--- START MATERIAL FOR THIS EXERCISE ---
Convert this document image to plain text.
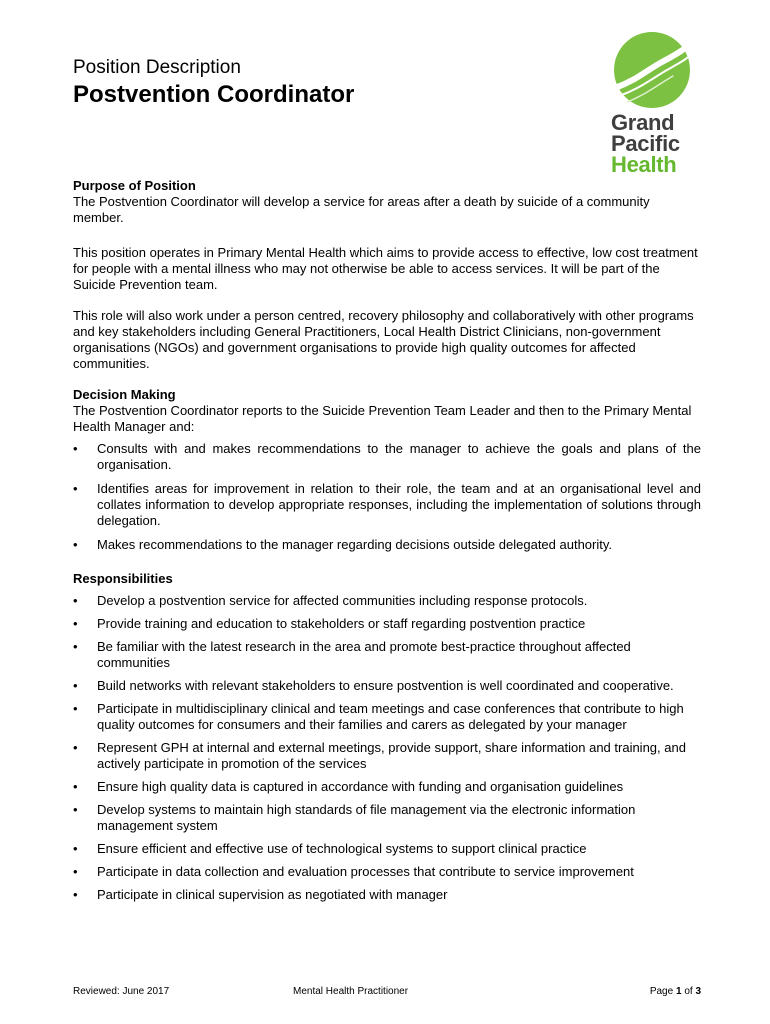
Position Description
Postvention Coordinator
Grand
Pacific
Health
Purpose of Position

The Postvention Coordinator will develop a service for areas after a death by suicide of a community member.

This position operates in Primary Mental Health which aims to provide access to effective, low cost treatment for people with a mental illness who may not otherwise be able to access services. It will be part of the Suicide Prevention team.

This role will also work under a person centred, recovery philosophy and collaboratively with other programs and key stakeholders including General Practitioners, Local Health District Clinicians, non-government organisations (NGOs) and government organisations to provide high quality outcomes for affected communities.

Decision Making
The Postvention Coordinator reports to the Suicide Prevention Team Leader and then to the Primary Mental Health Manager and:
• Consults with and makes recommendations to the manager to achieve the goals and plans of the organisation.
• Identifies areas for improvement in relation to their role, the team and at an organisational level and collates information to develop appropriate responses, including the implementation of solutions through delegation.
• Makes recommendations to the manager regarding decisions outside delegated authority.
Responsibilities
• Develop a postvention service for affected communities including response protocols.
• Provide training and education to stakeholders or staff regarding postvention practice
• Be familiar with the latest research in the area and promote best-practice throughout affected communities
• Build networks with relevant stakeholders to ensure postvention is well coordinated and cooperative.
• Participate in multidisciplinary clinical and team meetings and case conferences that contribute to high quality outcomes for consumers and their families and carers as delegated by your manager
• Represent GPH at internal and external meetings, provide support, share information and training, and actively participate in promotion of the services
• Ensure high quality data is captured in accordance with funding and organisation guidelines
• Develop systems to maintain high standards of file management via the electronic information management system
• Ensure efficient and effective use of technological systems to support clinical practice
• Participate in data collection and evaluation processes that contribute to service improvement
• Participate in clinical supervision as negotiated with manager
Reviewed: June 2017	Mental Health Practitioner	Page 1 of 3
--- END MATERIAL FOR THIS EXERCISE ---
AIM OF THE TASK
Exactly as written, return every line of the listing, but not the pictures.

ANSWER BELOW
Convert this document image to plain text.
Position Description
Postvention Coordinator
Grand
Pacific
Health
Purpose of Position

The Postvention Coordinator will develop a service for areas after a death by suicide of a community member.

This position operates in Primary Mental Health which aims to provide access to effective, low cost treatment for people with a mental illness who may not otherwise be able to access services. It will be part of the Suicide Prevention team.

This role will also work under a person centred, recovery philosophy and collaboratively with other programs and key stakeholders including General Practitioners, Local Health District Clinicians, non-government organisations (NGOs) and government organisations to provide high quality outcomes for affected communities.

Decision Making
The Postvention Coordinator reports to the Suicide Prevention Team Leader and then to the Primary Mental Health Manager and:
• Consults with and makes recommendations to the manager to achieve the goals and plans of the organisation.
• Identifies areas for improvement in relation to their role, the team and at an organisational level and collates information to develop appropriate responses, including the implementation of solutions through delegation.
• Makes recommendations to the manager regarding decisions outside delegated authority.
Responsibilities
• Develop a postvention service for affected communities including response protocols.
• Provide training and education to stakeholders or staff regarding postvention practice
• Be familiar with the latest research in the area and promote best-practice throughout affected communities
• Build networks with relevant stakeholders to ensure postvention is well coordinated and cooperative.
• Participate in multidisciplinary clinical and team meetings and case conferences that contribute to high quality outcomes for consumers and their families and carers as delegated by your manager
• Represent GPH at internal and external meetings, provide support, share information and training, and actively participate in promotion of the services
• Ensure high quality data is captured in accordance with funding and organisation guidelines
• Develop systems to maintain high standards of file management via the electronic information management system
• Ensure efficient and effective use of technological systems to support clinical practice
• Participate in data collection and evaluation processes that contribute to service improvement
• Participate in clinical supervision as negotiated with manager
Reviewed: June 2017	Mental Health Practitioner	Page 1 of 3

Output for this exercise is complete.